◆ Brief ◆
Copy each line of the material below verbatim.

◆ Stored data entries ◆
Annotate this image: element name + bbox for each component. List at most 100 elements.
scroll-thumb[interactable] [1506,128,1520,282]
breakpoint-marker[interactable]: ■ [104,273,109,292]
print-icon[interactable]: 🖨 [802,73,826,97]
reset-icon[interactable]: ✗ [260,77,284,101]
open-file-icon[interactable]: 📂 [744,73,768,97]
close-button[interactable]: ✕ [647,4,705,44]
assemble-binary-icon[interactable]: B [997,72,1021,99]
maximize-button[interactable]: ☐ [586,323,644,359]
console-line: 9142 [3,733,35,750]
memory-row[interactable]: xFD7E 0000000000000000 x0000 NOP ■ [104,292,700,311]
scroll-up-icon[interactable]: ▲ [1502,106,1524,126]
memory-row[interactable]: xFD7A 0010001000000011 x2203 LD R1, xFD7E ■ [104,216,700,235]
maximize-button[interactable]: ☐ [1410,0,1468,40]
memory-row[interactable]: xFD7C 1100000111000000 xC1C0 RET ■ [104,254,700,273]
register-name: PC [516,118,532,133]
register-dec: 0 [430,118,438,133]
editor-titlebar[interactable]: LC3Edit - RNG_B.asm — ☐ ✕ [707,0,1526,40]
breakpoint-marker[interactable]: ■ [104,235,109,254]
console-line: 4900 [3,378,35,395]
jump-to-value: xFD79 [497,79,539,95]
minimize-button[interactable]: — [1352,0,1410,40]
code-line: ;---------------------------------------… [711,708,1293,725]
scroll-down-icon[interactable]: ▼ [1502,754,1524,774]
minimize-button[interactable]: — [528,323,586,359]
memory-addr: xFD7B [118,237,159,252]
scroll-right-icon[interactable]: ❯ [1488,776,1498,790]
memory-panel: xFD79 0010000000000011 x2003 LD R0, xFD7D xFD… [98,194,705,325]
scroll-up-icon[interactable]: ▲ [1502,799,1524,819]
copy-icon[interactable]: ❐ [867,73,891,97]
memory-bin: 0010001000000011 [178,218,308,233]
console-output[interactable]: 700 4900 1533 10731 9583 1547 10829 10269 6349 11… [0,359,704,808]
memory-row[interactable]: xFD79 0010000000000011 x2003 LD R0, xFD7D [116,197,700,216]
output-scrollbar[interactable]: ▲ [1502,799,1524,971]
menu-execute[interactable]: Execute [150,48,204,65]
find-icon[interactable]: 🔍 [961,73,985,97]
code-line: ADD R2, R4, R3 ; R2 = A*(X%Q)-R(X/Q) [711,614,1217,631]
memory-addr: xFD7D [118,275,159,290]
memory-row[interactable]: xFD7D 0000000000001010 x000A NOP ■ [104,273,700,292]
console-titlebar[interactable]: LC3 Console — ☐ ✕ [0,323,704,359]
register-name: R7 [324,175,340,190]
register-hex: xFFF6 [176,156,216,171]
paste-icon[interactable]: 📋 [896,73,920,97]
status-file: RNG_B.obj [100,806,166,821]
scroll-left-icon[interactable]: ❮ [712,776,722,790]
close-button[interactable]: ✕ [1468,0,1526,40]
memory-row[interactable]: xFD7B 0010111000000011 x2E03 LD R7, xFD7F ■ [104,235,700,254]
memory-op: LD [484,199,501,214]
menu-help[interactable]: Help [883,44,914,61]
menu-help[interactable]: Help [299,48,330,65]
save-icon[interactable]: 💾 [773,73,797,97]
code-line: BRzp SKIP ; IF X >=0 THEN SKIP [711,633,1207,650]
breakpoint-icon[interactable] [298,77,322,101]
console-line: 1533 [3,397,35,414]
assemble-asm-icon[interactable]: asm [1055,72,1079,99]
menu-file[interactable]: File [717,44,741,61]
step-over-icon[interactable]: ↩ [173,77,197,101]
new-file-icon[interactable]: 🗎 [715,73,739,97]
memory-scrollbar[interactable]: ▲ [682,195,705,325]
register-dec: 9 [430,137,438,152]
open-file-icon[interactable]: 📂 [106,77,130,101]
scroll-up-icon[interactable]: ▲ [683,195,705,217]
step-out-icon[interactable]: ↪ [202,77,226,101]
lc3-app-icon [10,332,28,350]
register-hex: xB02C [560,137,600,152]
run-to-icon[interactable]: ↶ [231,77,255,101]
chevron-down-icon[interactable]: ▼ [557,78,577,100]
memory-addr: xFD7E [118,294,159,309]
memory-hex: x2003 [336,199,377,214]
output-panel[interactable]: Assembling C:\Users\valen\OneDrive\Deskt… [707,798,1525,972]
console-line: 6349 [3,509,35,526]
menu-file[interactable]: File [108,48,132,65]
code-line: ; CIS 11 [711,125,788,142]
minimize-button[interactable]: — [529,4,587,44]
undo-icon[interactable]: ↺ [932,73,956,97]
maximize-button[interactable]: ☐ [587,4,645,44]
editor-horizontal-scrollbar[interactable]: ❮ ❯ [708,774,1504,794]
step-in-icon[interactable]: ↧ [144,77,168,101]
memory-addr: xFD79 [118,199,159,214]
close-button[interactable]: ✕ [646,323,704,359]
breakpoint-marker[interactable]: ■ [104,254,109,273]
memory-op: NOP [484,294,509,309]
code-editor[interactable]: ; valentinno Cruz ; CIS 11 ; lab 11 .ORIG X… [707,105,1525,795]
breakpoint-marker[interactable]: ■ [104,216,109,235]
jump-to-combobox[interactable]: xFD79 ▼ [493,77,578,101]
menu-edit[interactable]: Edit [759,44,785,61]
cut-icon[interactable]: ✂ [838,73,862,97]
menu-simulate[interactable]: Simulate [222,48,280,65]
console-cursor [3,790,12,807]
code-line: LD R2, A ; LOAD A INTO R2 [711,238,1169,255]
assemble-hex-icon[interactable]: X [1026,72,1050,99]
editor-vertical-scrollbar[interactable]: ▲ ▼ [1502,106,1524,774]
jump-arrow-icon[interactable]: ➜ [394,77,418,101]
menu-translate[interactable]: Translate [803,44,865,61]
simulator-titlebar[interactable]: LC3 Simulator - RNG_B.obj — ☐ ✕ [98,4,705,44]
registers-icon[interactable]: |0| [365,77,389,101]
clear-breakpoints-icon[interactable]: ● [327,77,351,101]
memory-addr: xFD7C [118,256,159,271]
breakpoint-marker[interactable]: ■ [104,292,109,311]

◆ Full output ◆
Annotate this image: element name + bbox for each component. List at most 100 elements.
scroll-thumb[interactable] [1506,128,1520,282]
breakpoint-marker[interactable]: ■ [104,273,109,292]
print-icon[interactable]: 🖨 [802,73,826,97]
reset-icon[interactable]: ✗ [260,77,284,101]
open-file-icon[interactable]: 📂 [744,73,768,97]
close-button[interactable]: ✕ [647,4,705,44]
assemble-binary-icon[interactable]: B [997,72,1021,99]
maximize-button[interactable]: ☐ [586,323,644,359]
console-line: 9142 [3,733,35,750]
memory-row[interactable]: xFD7E 0000000000000000 x0000 NOP ■ [104,292,700,311]
scroll-up-icon[interactable]: ▲ [1502,106,1524,126]
memory-row[interactable]: xFD7A 0010001000000011 x2203 LD R1, xFD7E ■ [104,216,700,235]
maximize-button[interactable]: ☐ [1410,0,1468,40]
memory-row[interactable]: xFD7C 1100000111000000 xC1C0 RET ■ [104,254,700,273]
register-name: PC [516,118,532,133]
register-dec: 0 [430,118,438,133]
editor-titlebar[interactable]: LC3Edit - RNG_B.asm — ☐ ✕ [707,0,1526,40]
breakpoint-marker[interactable]: ■ [104,235,109,254]
console-line: 4900 [3,378,35,395]
jump-to-value: xFD79 [497,79,539,95]
minimize-button[interactable]: — [1352,0,1410,40]
code-line: ;---------------------------------------… [711,708,1293,725]
scroll-down-icon[interactable]: ▼ [1502,754,1524,774]
minimize-button[interactable]: — [528,323,586,359]
memory-addr: xFD7B [118,237,159,252]
scroll-right-icon[interactable]: ❯ [1488,776,1498,790]
memory-panel: xFD79 0010000000000011 x2003 LD R0, xFD7D xFD… [98,194,705,325]
scroll-up-icon[interactable]: ▲ [1502,799,1524,819]
copy-icon[interactable]: ❐ [867,73,891,97]
memory-bin: 0010001000000011 [178,218,308,233]
console-output[interactable]: 700 4900 1533 10731 9583 1547 10829 10269 6349 11… [0,359,704,808]
memory-row[interactable]: xFD79 0010000000000011 x2003 LD R0, xFD7D [116,197,700,216]
output-scrollbar[interactable]: ▲ [1502,799,1524,971]
menu-execute[interactable]: Execute [150,48,204,65]
find-icon[interactable]: 🔍 [961,73,985,97]
code-line: ADD R2, R4, R3 ; R2 = A*(X%Q)-R(X/Q) [711,614,1217,631]
memory-addr: xFD7D [118,275,159,290]
memory-row[interactable]: xFD7D 0000000000001010 x000A NOP ■ [104,273,700,292]
console-titlebar[interactable]: LC3 Console — ☐ ✕ [0,323,704,359]
register-name: R7 [324,175,340,190]
register-hex: xFFF6 [176,156,216,171]
paste-icon[interactable]: 📋 [896,73,920,97]
status-file: RNG_B.obj [100,806,166,821]
scroll-left-icon[interactable]: ❮ [712,776,722,790]
close-button[interactable]: ✕ [1468,0,1526,40]
memory-row[interactable]: xFD7B 0010111000000011 x2E03 LD R7, xFD7F ■ [104,235,700,254]
memory-op: LD [484,199,501,214]
menu-help[interactable]: Help [883,44,914,61]
menu-help[interactable]: Help [299,48,330,65]
save-icon[interactable]: 💾 [773,73,797,97]
code-line: BRzp SKIP ; IF X >=0 THEN SKIP [711,633,1207,650]
breakpoint-icon[interactable] [298,77,322,101]
console-line: 1533 [3,397,35,414]
assemble-asm-icon[interactable]: asm [1055,72,1079,99]
menu-file[interactable]: File [717,44,741,61]
step-over-icon[interactable]: ↩ [173,77,197,101]
new-file-icon[interactable]: 🗎 [715,73,739,97]
memory-scrollbar[interactable]: ▲ [682,195,705,325]
register-dec: 9 [430,137,438,152]
open-file-icon[interactable]: 📂 [106,77,130,101]
scroll-up-icon[interactable]: ▲ [683,195,705,217]
step-out-icon[interactable]: ↪ [202,77,226,101]
lc3-app-icon [10,332,28,350]
register-hex: xB02C [560,137,600,152]
run-to-icon[interactable]: ↶ [231,77,255,101]
chevron-down-icon[interactable]: ▼ [557,78,577,100]
memory-addr: xFD7E [118,294,159,309]
memory-hex: x2003 [336,199,377,214]
output-panel[interactable]: Assembling C:\Users\valen\OneDrive\Deskt… [707,798,1525,972]
console-line: 6349 [3,509,35,526]
menu-file[interactable]: File [108,48,132,65]
code-line: ; CIS 11 [711,125,788,142]
minimize-button[interactable]: — [529,4,587,44]
undo-icon[interactable]: ↺ [932,73,956,97]
maximize-button[interactable]: ☐ [587,4,645,44]
editor-horizontal-scrollbar[interactable]: ❮ ❯ [708,774,1504,794]
step-in-icon[interactable]: ↧ [144,77,168,101]
memory-addr: xFD79 [118,199,159,214]
close-button[interactable]: ✕ [646,323,704,359]
breakpoint-marker[interactable]: ■ [104,254,109,273]
memory-op: NOP [484,294,509,309]
code-editor[interactable]: ; valentinno Cruz ; CIS 11 ; lab 11 .ORIG X… [707,105,1525,795]
breakpoint-marker[interactable]: ■ [104,216,109,235]
jump-to-combobox[interactable]: xFD79 ▼ [493,77,578,101]
menu-edit[interactable]: Edit [759,44,785,61]
cut-icon[interactable]: ✂ [838,73,862,97]
menu-simulate[interactable]: Simulate [222,48,280,65]
console-cursor [3,790,12,807]
code-line: LD R2, A ; LOAD A INTO R2 [711,238,1169,255]
assemble-hex-icon[interactable]: X [1026,72,1050,99]
editor-vertical-scrollbar[interactable]: ▲ ▼ [1502,106,1524,774]
jump-arrow-icon[interactable]: ➜ [394,77,418,101]
menu-translate[interactable]: Translate [803,44,865,61]
simulator-titlebar[interactable]: LC3 Simulator - RNG_B.obj — ☐ ✕ [98,4,705,44]
registers-icon[interactable]: |0| [365,77,389,101]
clear-breakpoints-icon[interactable]: ● [327,77,351,101]
memory-addr: xFD7C [118,256,159,271]
breakpoint-marker[interactable]: ■ [104,292,109,311]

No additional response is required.